The request: Copy out the data below verbatim.

Data provided:
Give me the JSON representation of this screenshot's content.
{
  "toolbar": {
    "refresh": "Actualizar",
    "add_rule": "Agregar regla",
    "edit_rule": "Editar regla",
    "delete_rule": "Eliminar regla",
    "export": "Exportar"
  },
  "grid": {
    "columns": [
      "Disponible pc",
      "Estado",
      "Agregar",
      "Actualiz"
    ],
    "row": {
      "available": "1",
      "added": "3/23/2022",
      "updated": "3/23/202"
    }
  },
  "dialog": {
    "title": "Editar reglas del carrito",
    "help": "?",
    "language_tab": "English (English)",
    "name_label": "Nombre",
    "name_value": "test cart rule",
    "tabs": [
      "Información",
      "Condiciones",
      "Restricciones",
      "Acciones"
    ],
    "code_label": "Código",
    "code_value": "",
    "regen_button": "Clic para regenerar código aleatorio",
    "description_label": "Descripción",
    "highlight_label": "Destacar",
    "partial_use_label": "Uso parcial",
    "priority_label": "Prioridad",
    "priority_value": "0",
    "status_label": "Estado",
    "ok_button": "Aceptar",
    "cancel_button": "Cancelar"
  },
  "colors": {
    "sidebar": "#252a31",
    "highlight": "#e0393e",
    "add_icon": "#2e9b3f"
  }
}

Problem solution:
Give me the JSON representation of this screenshot's content.
{
  "toolbar": {
    "refresh": "Actualizar",
    "add_rule": "Agregar regla",
    "edit_rule": "Editar regla",
    "delete_rule": "Eliminar regla",
    "export": "Exportar"
  },
  "grid": {
    "columns": [
      "Disponible pc",
      "Estado",
      "Agregar",
      "Actualiz"
    ],
    "row": {
      "available": "1",
      "added": "3/23/2022",
      "updated": "3/23/202"
    }
  },
  "dialog": {
    "title": "Editar reglas del carrito",
    "help": "?",
    "language_tab": "English (English)",
    "name_label": "Nombre",
    "name_value": "test cart rule",
    "tabs": [
      "Información",
      "Condiciones",
      "Restricciones",
      "Acciones"
    ],
    "code_label": "Código",
    "code_value": "",
    "regen_button": "Clic para regenerar código aleatorio",
    "description_label": "Descripción",
    "highlight_label": "Destacar",
    "partial_use_label": "Uso parcial",
    "priority_label": "Prioridad",
    "priority_value": "0",
    "status_label": "Estado",
    "ok_button": "Aceptar",
    "cancel_button": "Cancelar"
  },
  "colors": {
    "sidebar": "#252a31",
    "highlight": "#e0393e",
    "add_icon": "#2e9b3f"
  }
}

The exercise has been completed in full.